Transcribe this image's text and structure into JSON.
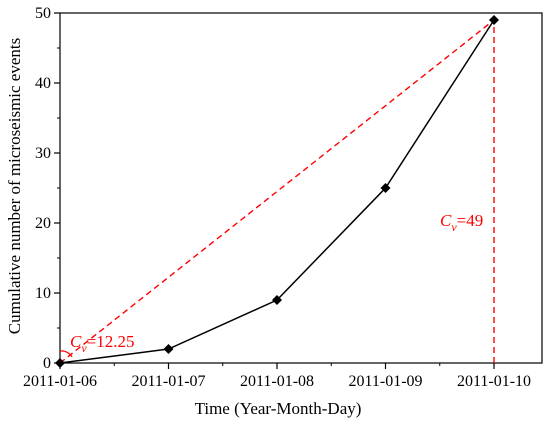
{
  "chart_data": {
    "type": "line",
    "xlabel": "Time (Year-Month-Day)",
    "ylabel": "Cumulative number of microseismic events",
    "categories": [
      "2011-01-06",
      "2011-01-07",
      "2011-01-08",
      "2011-01-09",
      "2011-01-10"
    ],
    "series": [
      {
        "values": [
          0,
          2,
          9,
          25,
          49
        ],
        "color": "#000000",
        "marker": "diamond"
      }
    ],
    "ylim": [
      0,
      50
    ],
    "yticks": [
      0,
      10,
      20,
      30,
      40,
      50
    ],
    "grid": false,
    "reference_lines": [
      {
        "from": [
          "2011-01-06",
          0
        ],
        "to": [
          "2011-01-10",
          49
        ],
        "style": "dashed",
        "color": "#ff0000"
      },
      {
        "from": [
          "2011-01-10",
          0
        ],
        "to": [
          "2011-01-10",
          49
        ],
        "style": "dashed",
        "color": "#ff0000"
      }
    ],
    "annotations": [
      {
        "symbol": "C",
        "subscript": "v",
        "text": "=12.25",
        "color": "#ff0000"
      },
      {
        "symbol": "C",
        "subscript": "v",
        "text": "=49",
        "color": "#ff0000"
      }
    ]
  }
}
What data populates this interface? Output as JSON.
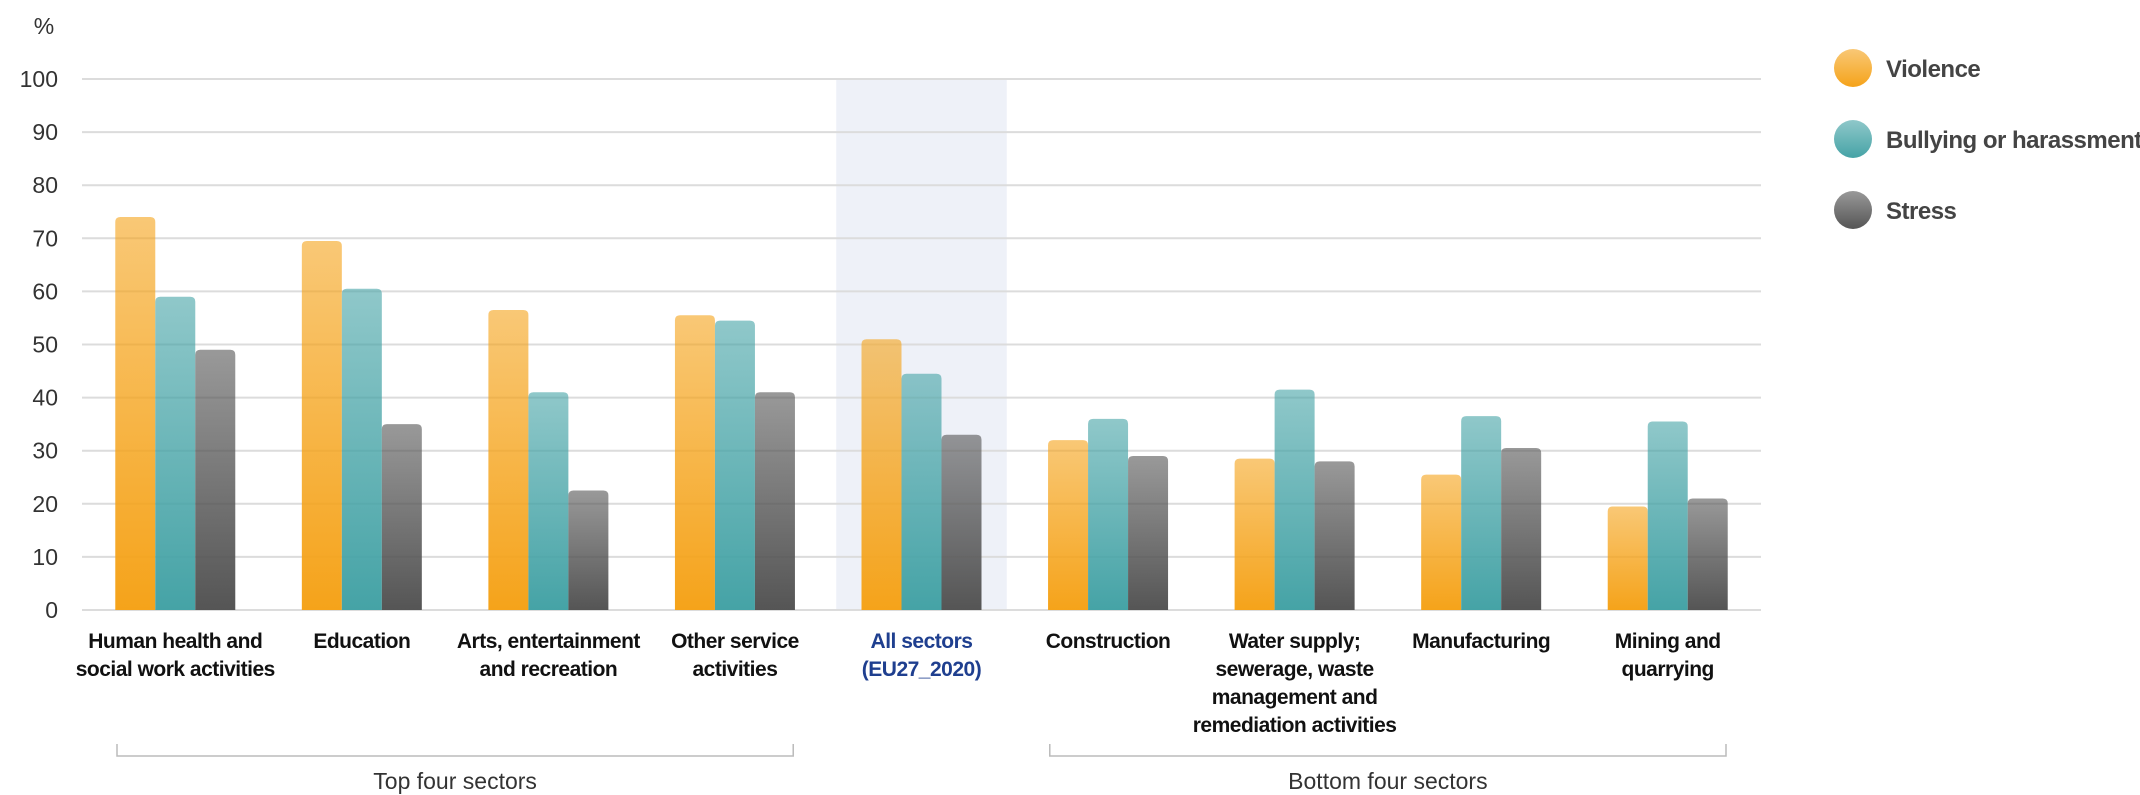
{
  "chart_data": {
    "type": "bar",
    "y_unit": "%",
    "categories": [
      "Human health and\nsocial work activities",
      "Education",
      "Arts, entertainment\nand recreation",
      "Other service\nactivities",
      "All sectors\n(EU27_2020)",
      "Construction",
      "Water supply;\nsewerage, waste\nmanagement and\nremediation activities",
      "Manufacturing",
      "Mining and\nquarrying"
    ],
    "series": [
      {
        "name": "Violence",
        "color": "#f5a31a",
        "values": [
          74,
          69.5,
          56.5,
          55.5,
          51,
          32,
          28.5,
          25.5,
          19.5
        ]
      },
      {
        "name": "Bullying or harassment",
        "color": "#45a3a6",
        "values": [
          59,
          60.5,
          41,
          54.5,
          44.5,
          36,
          41.5,
          36.5,
          35.5
        ]
      },
      {
        "name": "Stress",
        "color": "#555555",
        "values": [
          49,
          35,
          22.5,
          41,
          33,
          29,
          28,
          30.5,
          21
        ]
      }
    ],
    "highlight_index": 4,
    "groups": [
      {
        "label": "Top four sectors",
        "from": 0,
        "to": 3
      },
      {
        "label": "Bottom four sectors",
        "from": 5,
        "to": 8
      }
    ],
    "ylim": [
      0,
      100
    ],
    "yticks": [
      0,
      10,
      20,
      30,
      40,
      50,
      60,
      70,
      80,
      90,
      100
    ],
    "grid": true,
    "legend": "right"
  }
}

□ □ □ □ □

PROBLEM TO WORK ON
Look through the material above. Copy each line where the word "this" appears.

COMPLETE RESPONSE
Transcribe this image's text and structure into JSON.
What data populates this interface? Output as JSON.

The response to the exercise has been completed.